### [WHAT IS BEING ASKED]
Show all lines from the listing below that contain "Quỳnh".

### [EXERCISE INPUTS]

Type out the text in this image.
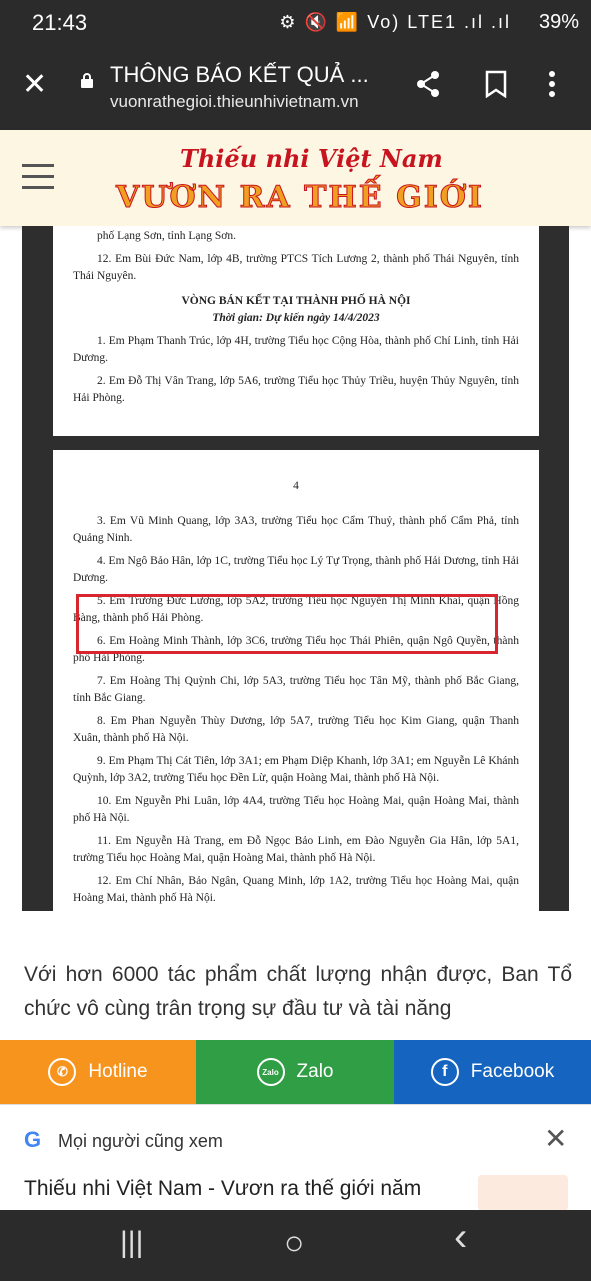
21:43	⚙ 🔇 📶 Vo) LTE1 .ıl .ıl 39%
✕	THÔNG BÁO KẾT QUẢ ...
vuonrathegioi.thieunhivietnam.vn
Thiếu nhi Việt Nam
VƯƠN RA THẾ GIỚI

phố Lạng Sơn, tỉnh Lạng Sơn.

12. Em Bùi Đức Nam, lớp 4B, trường PTCS Tích Lương 2, thành phố Thái Nguyên, tỉnh Thái Nguyên.

VÒNG BÁN KẾT TẠI THÀNH PHỐ HÀ NỘI

Thời gian: Dự kiến ngày 14/4/2023

1. Em Phạm Thanh Trúc, lớp 4H, trường Tiểu học Cộng Hòa, thành phố Chí Linh, tỉnh Hải Dương.

2. Em Đỗ Thị Vân Trang, lớp 5A6, trường Tiểu học Thủy Triều, huyện Thủy Nguyên, tỉnh Hải Phòng.

4

3. Em Vũ Minh Quang, lớp 3A3, trường Tiểu học Cẩm Thuỷ, thành phố Cẩm Phả, tỉnh Quảng Ninh.

4. Em Ngô Bảo Hân, lớp 1C, trường Tiểu học Lý Tự Trọng, thành phố Hải Dương, tỉnh Hải Dương.

5. Em Trương Đức Lương, lớp 5A2, trường Tiểu học Nguyễn Thị Minh Khai, quận Hồng Bàng, thành phố Hải Phòng.

6. Em Hoàng Minh Thành, lớp 3C6, trường Tiểu học Thái Phiên, quận Ngô Quyền, thành phố Hải Phòng.

7. Em Hoàng Thị Quỳnh Chi, lớp 5A3, trường Tiểu học Tân Mỹ, thành phố Bắc Giang, tỉnh Bắc Giang.

8. Em Phan Nguyễn Thùy Dương, lớp 5A7, trường Tiểu học Kim Giang, quận Thanh Xuân, thành phố Hà Nội.

9. Em Phạm Thị Cát Tiên, lớp 3A1; em Phạm Diệp Khanh, lớp 3A1; em Nguyễn Lê Khánh Quỳnh, lớp 3A2, trường Tiểu học Đền Lừ, quận Hoàng Mai, thành phố Hà Nội.

10. Em Nguyễn Phi Luân, lớp 4A4, trường Tiểu học Hoàng Mai, quận Hoàng Mai, thành phố Hà Nội.

11. Em Nguyễn Hà Trang, em Đỗ Ngọc Bảo Linh, em Đào Nguyễn Gia Hân, lớp 5A1, trường Tiểu học Hoàng Mai, quận Hoàng Mai, thành phố Hà Nội.

12. Em Chí Nhân, Bảo Ngân, Quang Minh, lớp 1A2, trường Tiểu học Hoàng Mai, quận Hoàng Mai, thành phố Hà Nội.

Với hơn 6000 tác phẩm chất lượng nhận được, Ban Tổ chức vô cùng trân trọng sự đầu tư và tài năng
✆	Hotline	Zalo Zalo	f	Facebook
G Mọi người cũng xem	✕
Thiếu nhi Việt Nam - Vươn ra thế giới năm
|||	○	‹
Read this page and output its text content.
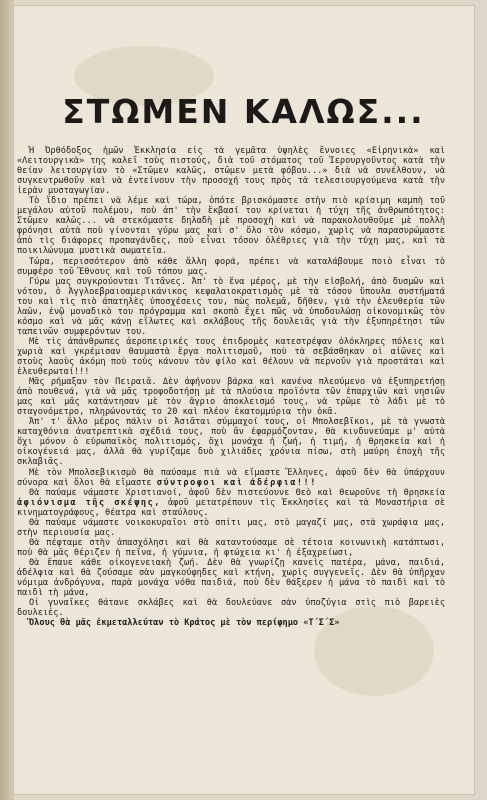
ΣΤΩΜΕΝ ΚΑΛΩΣ...

Ἡ Ὀρθόδοξος ἡμῶν Ἐκκλησία εἰς τὰ γεμᾶτα ὑψηλὲς ἔννοιες «Εἰρηνικὰ» καὶ «Λειτουργικὰ» της καλεῖ τοὺς πιστούς, διὰ τοῦ στόματος τοῦ Ἱερουργοῦντος κατὰ τὴν θείαν λειτουργίαν τὸ «Στῶμεν καλῶς, στῶμεν μετὰ φόβου...» διὰ νὰ συνέλθουν, νὰ συγκεντρωθοῦν καὶ νὰ ἐντείνουν τὴν προσοχή τους πρὸς τὰ τελεσιουργούμενα κατὰ τὴν ἱερὰν μυσταγωγίαν.

Τὸ ἴδιο πρέπει νὰ λέμε καὶ τώρα, ὁπότε βρισκόμαστε στὴν πιὸ κρίσιμη καμπὴ τοῦ μεγάλου αὐτοῦ πολέμου, ποὺ ἀπ' τὴν ἔκβασί του κρίνεται ἡ τύχη τῆς ἀνθρωπότητος: Στῶμεν καλῶς... νὰ στεκόμαστε δηλαδὴ μὲ προσοχὴ καὶ νὰ παρακολουθοῦμε μὲ πολλὴ φρόνησι αὐτὰ ποὺ γίνονται γύρω μας καὶ σ' ὅλο τὸν κόσμο, χωρὶς νὰ παρασυρώμαστε ἀπὸ τὶς διάφορες προπαγάνδες, ποὺ εἶναι τόσον ὀλέθριες γιὰ τὴν τύχη μας, καὶ τὰ ποικιλώνυμα μυστικὰ σωματεῖα.

Τώρα, περισσότερον ἀπὸ κάθε ἄλλη φορά, πρέπει νὰ καταλάβουμε ποιὸ εἶναι τὸ συμφέρο τοῦ Ἔθνους καὶ τοῦ τόπου μας.

Γύρω μας συγκρούονται Τιτᾶνες. Ἀπ' τὸ ἕνα μέρος, μὲ τὴν εἰσβολή, ἀπὸ δυσμῶν καὶ νότου, ὁ Ἀγγλοεβραιοαμερικάνικος κεφαλαιοκρατισμὸς μὲ τὰ τόσον ὕπουλα συστήματά του καὶ τὶς πιὸ ἀπατηλὲς ὑποσχέσεις του, πὼς πολεμᾶ, δῆθεν, γιὰ τὴν ἐλευθερία τῶν λαῶν, ἐνῷ μοναδικὸ του πρόγραμμα καὶ σκοπὸ ἔχει πῶς νὰ ὑποδουλώσῃ οἰκονομικῶς τὸν κόσμο καὶ νὰ μᾶς κάνῃ εἵλωτες καὶ σκλάβους τῆς δουλειᾶς γιὰ τὴν ἐξυπηρέτησι τῶν ταπεινῶν συμφερόντων του.

Μὲ τὶς ἀπάνθρωπες ἀεροπειρικές τους ἐπιδρομὲς κατεστρέψαν ὁλόκληρες πόλεις καὶ χωριὰ καὶ γκρέμισαν θαυμαστὰ ἔργα πολιτισμοῦ, ποὺ τὰ σεβάσθηκαν οἱ αἰῶνες καὶ στοὺς λαοὺς ἀκόμη ποὺ τοὺς κάνουν τὸν φίλο καὶ θέλουν νὰ περνοῦν γιὰ προστάται καὶ ἐλευθερωταί!!!

Μᾶς ρήμαξαν τὸν Πειραιᾶ. Δὲν ἀφήνουν βάρκα καὶ κανένα πλεούμενο νὰ ἐξυπηρετήσῃ ἀπὸ πουθενά, γιὰ νὰ μᾶς τροφοδοτήσῃ μὲ τὰ πλούσια προϊόντα τῶν ἐπαρχιῶν καὶ νησιῶν μας καὶ μᾶς κατάντησαν μὲ τὸν ἄγριο ἀποκλεισμό τους, νὰ τρῶμε τὸ λάδι μὲ τὸ σταγονόμετρο, πληρώνοντάς το 20 καὶ πλέον ἑκατομμύρια τὴν ὀκᾶ.

Ἀπ' τ' ἄλλο μέρος πάλιν οἱ Ἀσιᾶται σύμμαχοί τους, οἱ Μπολσεβῖκοι, μὲ τὰ γνωστὰ καταχθόνια ἀνατρεπτικὰ σχέδιά τους, ποὺ ἂν ἐφαρμόζονταν, θὰ κινδυνεύαμε μ' αὐτὰ ὄχι μόνον ὁ εὐρωπαϊκὸς πολιτισμός, ὄχι μονάχα ἡ ζωή, ἡ τιμή, ἡ θρησκεία καὶ ἡ οἰκογένειά μας, ἀλλὰ θὰ γυρίζαμε δυὸ χιλιάδες χρόνια πίσω, στὴ μαύρη ἐποχὴ τῆς σκλαβιᾶς.

Μὲ τὸν Μπολσεβικισμὸ θὰ παύσαμε πιὰ νὰ εἴμαστε Ἕλληνες, ἀφοῦ δὲν θὰ ὑπάρχουν σύνορα καὶ ὅλοι θὰ εἴμαστε σύντροφοι καὶ ἀδέρφια!!!

Θὰ παύαμε νάμαστε Χριστιανοί, ἀφοῦ δὲν πιστεύουνε Θεὸ καὶ θεωροῦνε τὴ θρησκεία ἀφιόνισμα τῆς σκέψης, ἀφοῦ μετατρέπουν τὶς Ἐκκλησίες καὶ τὰ Μοναστήρια σὲ κινηματογράφους, θέατρα καὶ σταύλους.

Θὰ παύαμε νάμαστε νοικοκυραῖοι στὸ σπίτι μας, στὸ μαγαζί μας, στὰ χωράφια μας, στὴν περιουσία μας.

Θὰ πέφταμε στὴν ἀπασχόλησι καὶ θὰ καταντούσαμε σὲ τέτοια κοινωνικὴ κατάπτωσι, ποὺ θὰ μᾶς θέριζεν ἡ πεῖνα, ἡ γύμνια, ἡ φτώχεια κι' ἡ ἐξαχρείωσι,

Θὰ ἔπαυε κάθε οἰκογενειακὴ ζωή. Δὲν θὰ γνωρίζῃ κανεὶς πατέρα, μάνα, παιδιά, ἀδέλφια καὶ θὰ ζούσαμε σὰν μαγκούφηδες καὶ κτήνη, χωρὶς συγγενεῖς. Δὲν θὰ ὑπῆρχαν νόμιμα ἀνδρόγυνα, παρὰ μονάχα νόθα παιδιά, ποὺ δὲν θάξερεν ἡ μάνα τὸ παιδὶ καὶ τὸ παιδὶ τὴ μάνα,

Οἱ γυναῖκες θάτανε σκλάβες καὶ θὰ δουλεύανε σὰν ὑποζύγια στὶς πιὸ βαρειὲς δουλειές.

Ὅλους θὰ μᾶς ἐκμεταλλεύταν τὸ Κράτος μὲ τὸν περίφημο «Τ΄Σ΄Σ»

### [RESULT OF THIS EXERCISE]
7. Em Hoàng Thị Quỳnh Chi, lớp 5A3, trường Tiểu học Tân Mỹ, thành phố Bắc Giang, tỉnh Bắc Giang.
9. Em Phạm Thị Cát Tiên, lớp 3A1; em Phạm Diệp Khanh, lớp 3A1; em Nguyễn Lê Khánh Quỳnh, lớp 3A2, trường Tiểu học Đền Lừ, quận Hoàng Mai, thành phố Hà Nội.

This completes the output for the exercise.